- YOUR TASK -
Reproduce the material below, changing every "candle-body" to "candlestick-body" and leaving all other text unchanged.

-=-=-=-=-

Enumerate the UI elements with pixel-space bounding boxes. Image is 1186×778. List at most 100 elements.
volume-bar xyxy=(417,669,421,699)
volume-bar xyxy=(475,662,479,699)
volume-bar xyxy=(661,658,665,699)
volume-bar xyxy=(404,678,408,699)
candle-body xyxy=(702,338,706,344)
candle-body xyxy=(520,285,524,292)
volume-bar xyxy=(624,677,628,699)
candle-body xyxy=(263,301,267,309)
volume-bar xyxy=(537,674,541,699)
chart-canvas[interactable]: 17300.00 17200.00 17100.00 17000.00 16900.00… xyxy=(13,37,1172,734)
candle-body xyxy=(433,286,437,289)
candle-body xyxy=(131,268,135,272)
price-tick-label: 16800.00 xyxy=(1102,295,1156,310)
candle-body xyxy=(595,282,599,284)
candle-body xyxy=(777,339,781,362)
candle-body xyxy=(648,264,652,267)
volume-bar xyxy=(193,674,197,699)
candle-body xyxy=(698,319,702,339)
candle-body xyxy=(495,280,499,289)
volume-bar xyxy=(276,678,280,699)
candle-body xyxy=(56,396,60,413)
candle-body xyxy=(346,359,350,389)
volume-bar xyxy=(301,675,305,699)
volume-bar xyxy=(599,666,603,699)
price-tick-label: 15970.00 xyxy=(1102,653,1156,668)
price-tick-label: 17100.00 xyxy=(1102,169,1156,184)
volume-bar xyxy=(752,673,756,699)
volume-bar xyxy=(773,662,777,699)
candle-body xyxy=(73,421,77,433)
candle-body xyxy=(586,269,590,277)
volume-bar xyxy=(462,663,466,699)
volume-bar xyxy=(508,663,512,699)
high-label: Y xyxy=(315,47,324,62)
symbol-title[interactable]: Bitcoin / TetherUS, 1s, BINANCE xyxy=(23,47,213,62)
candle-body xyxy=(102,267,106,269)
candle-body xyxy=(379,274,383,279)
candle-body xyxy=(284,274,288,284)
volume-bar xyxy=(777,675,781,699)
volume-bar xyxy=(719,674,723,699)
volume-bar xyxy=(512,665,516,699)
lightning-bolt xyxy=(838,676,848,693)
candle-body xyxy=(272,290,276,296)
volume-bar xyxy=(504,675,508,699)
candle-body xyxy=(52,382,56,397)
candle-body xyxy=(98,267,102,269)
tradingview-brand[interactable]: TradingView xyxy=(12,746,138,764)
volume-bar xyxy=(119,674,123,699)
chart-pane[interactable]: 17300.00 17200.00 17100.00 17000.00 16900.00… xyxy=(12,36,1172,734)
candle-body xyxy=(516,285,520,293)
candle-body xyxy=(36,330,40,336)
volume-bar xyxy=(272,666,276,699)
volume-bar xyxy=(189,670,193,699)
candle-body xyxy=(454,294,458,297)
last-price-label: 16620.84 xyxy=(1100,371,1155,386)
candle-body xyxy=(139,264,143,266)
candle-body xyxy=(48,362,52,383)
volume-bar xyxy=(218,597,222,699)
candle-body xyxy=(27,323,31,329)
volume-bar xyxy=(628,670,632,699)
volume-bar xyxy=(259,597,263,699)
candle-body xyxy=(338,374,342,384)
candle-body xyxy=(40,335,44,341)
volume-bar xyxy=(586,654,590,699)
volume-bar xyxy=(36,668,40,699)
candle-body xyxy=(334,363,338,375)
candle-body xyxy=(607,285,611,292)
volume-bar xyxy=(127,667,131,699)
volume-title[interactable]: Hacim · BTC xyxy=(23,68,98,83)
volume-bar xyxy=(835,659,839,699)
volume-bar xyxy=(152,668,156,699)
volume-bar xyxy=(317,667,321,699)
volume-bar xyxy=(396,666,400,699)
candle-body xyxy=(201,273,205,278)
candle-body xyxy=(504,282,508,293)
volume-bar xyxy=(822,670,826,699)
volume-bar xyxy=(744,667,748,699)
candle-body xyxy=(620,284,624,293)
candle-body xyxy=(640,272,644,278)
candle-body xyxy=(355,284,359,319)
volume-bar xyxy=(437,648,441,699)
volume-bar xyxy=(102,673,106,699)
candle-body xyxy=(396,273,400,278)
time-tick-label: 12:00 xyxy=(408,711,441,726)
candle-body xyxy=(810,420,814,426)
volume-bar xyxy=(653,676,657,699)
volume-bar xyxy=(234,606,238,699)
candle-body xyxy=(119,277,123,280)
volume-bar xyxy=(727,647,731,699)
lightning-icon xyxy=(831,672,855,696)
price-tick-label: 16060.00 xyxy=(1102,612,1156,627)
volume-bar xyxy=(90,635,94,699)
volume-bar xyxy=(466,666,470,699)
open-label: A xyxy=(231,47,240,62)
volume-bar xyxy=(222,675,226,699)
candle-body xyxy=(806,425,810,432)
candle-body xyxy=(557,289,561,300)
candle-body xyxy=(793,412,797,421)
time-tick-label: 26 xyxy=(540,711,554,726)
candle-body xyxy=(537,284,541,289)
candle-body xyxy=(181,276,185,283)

-=-=-=-=-

- COMPLETE ANSWER -
Enumerate the UI elements with pixel-space bounding boxes. Image is 1186×778. List at most 100 elements.
volume-bar xyxy=(417,669,421,699)
volume-bar xyxy=(475,662,479,699)
volume-bar xyxy=(661,658,665,699)
volume-bar xyxy=(404,678,408,699)
candlestick-body xyxy=(702,338,706,344)
candlestick-body xyxy=(520,285,524,292)
volume-bar xyxy=(624,677,628,699)
candlestick-body xyxy=(263,301,267,309)
volume-bar xyxy=(537,674,541,699)
chart-canvas[interactable]: 17300.00 17200.00 17100.00 17000.00 16900.00… xyxy=(13,37,1172,734)
candlestick-body xyxy=(433,286,437,289)
candlestick-body xyxy=(131,268,135,272)
price-tick-label: 16800.00 xyxy=(1102,295,1156,310)
candlestick-body xyxy=(595,282,599,284)
candlestick-body xyxy=(777,339,781,362)
candlestick-body xyxy=(648,264,652,267)
volume-bar xyxy=(193,674,197,699)
candlestick-body xyxy=(698,319,702,339)
candlestick-body xyxy=(495,280,499,289)
volume-bar xyxy=(276,678,280,699)
candlestick-body xyxy=(56,396,60,413)
candlestick-body xyxy=(346,359,350,389)
volume-bar xyxy=(301,675,305,699)
volume-bar xyxy=(599,666,603,699)
price-tick-label: 15970.00 xyxy=(1102,653,1156,668)
price-tick-label: 17100.00 xyxy=(1102,169,1156,184)
volume-bar xyxy=(752,673,756,699)
volume-bar xyxy=(773,662,777,699)
candlestick-body xyxy=(73,421,77,433)
candlestick-body xyxy=(586,269,590,277)
volume-bar xyxy=(462,663,466,699)
volume-bar xyxy=(508,663,512,699)
high-label: Y xyxy=(315,47,324,62)
symbol-title[interactable]: Bitcoin / TetherUS, 1s, BINANCE xyxy=(23,47,213,62)
candlestick-body xyxy=(102,267,106,269)
candlestick-body xyxy=(379,274,383,279)
candlestick-body xyxy=(284,274,288,284)
volume-bar xyxy=(777,675,781,699)
volume-bar xyxy=(719,674,723,699)
volume-bar xyxy=(512,665,516,699)
lightning-bolt xyxy=(838,676,848,693)
candlestick-body xyxy=(272,290,276,296)
volume-bar xyxy=(504,675,508,699)
candlestick-body xyxy=(52,382,56,397)
candlestick-body xyxy=(98,267,102,269)
tradingview-brand[interactable]: TradingView xyxy=(12,746,138,764)
volume-bar xyxy=(119,674,123,699)
chart-pane[interactable]: 17300.00 17200.00 17100.00 17000.00 16900.00… xyxy=(12,36,1172,734)
candlestick-body xyxy=(516,285,520,293)
candlestick-body xyxy=(36,330,40,336)
volume-bar xyxy=(272,666,276,699)
volume-bar xyxy=(189,670,193,699)
candlestick-body xyxy=(454,294,458,297)
last-price-label: 16620.84 xyxy=(1100,371,1155,386)
candlestick-body xyxy=(139,264,143,266)
candlestick-body xyxy=(48,362,52,383)
volume-bar xyxy=(218,597,222,699)
candlestick-body xyxy=(27,323,31,329)
volume-bar xyxy=(628,670,632,699)
volume-bar xyxy=(259,597,263,699)
candlestick-body xyxy=(338,374,342,384)
candlestick-body xyxy=(40,335,44,341)
volume-bar xyxy=(586,654,590,699)
volume-bar xyxy=(36,668,40,699)
candlestick-body xyxy=(334,363,338,375)
candlestick-body xyxy=(607,285,611,292)
volume-bar xyxy=(127,667,131,699)
volume-title[interactable]: Hacim · BTC xyxy=(23,68,98,83)
volume-bar xyxy=(835,659,839,699)
volume-bar xyxy=(152,668,156,699)
volume-bar xyxy=(317,667,321,699)
volume-bar xyxy=(396,666,400,699)
candlestick-body xyxy=(201,273,205,278)
candlestick-body xyxy=(504,282,508,293)
volume-bar xyxy=(822,670,826,699)
volume-bar xyxy=(744,667,748,699)
candlestick-body xyxy=(620,284,624,293)
candlestick-body xyxy=(640,272,644,278)
candlestick-body xyxy=(355,284,359,319)
volume-bar xyxy=(437,648,441,699)
volume-bar xyxy=(102,673,106,699)
candlestick-body xyxy=(396,273,400,278)
time-tick-label: 12:00 xyxy=(408,711,441,726)
candlestick-body xyxy=(810,420,814,426)
volume-bar xyxy=(653,676,657,699)
volume-bar xyxy=(234,606,238,699)
candlestick-body xyxy=(119,277,123,280)
volume-bar xyxy=(727,647,731,699)
lightning-icon xyxy=(831,672,855,696)
price-tick-label: 16060.00 xyxy=(1102,612,1156,627)
volume-bar xyxy=(90,635,94,699)
volume-bar xyxy=(466,666,470,699)
open-label: A xyxy=(231,47,240,62)
volume-bar xyxy=(222,675,226,699)
candlestick-body xyxy=(806,425,810,432)
candlestick-body xyxy=(557,289,561,300)
candlestick-body xyxy=(793,412,797,421)
time-tick-label: 26 xyxy=(540,711,554,726)
candlestick-body xyxy=(537,284,541,289)
candlestick-body xyxy=(181,276,185,283)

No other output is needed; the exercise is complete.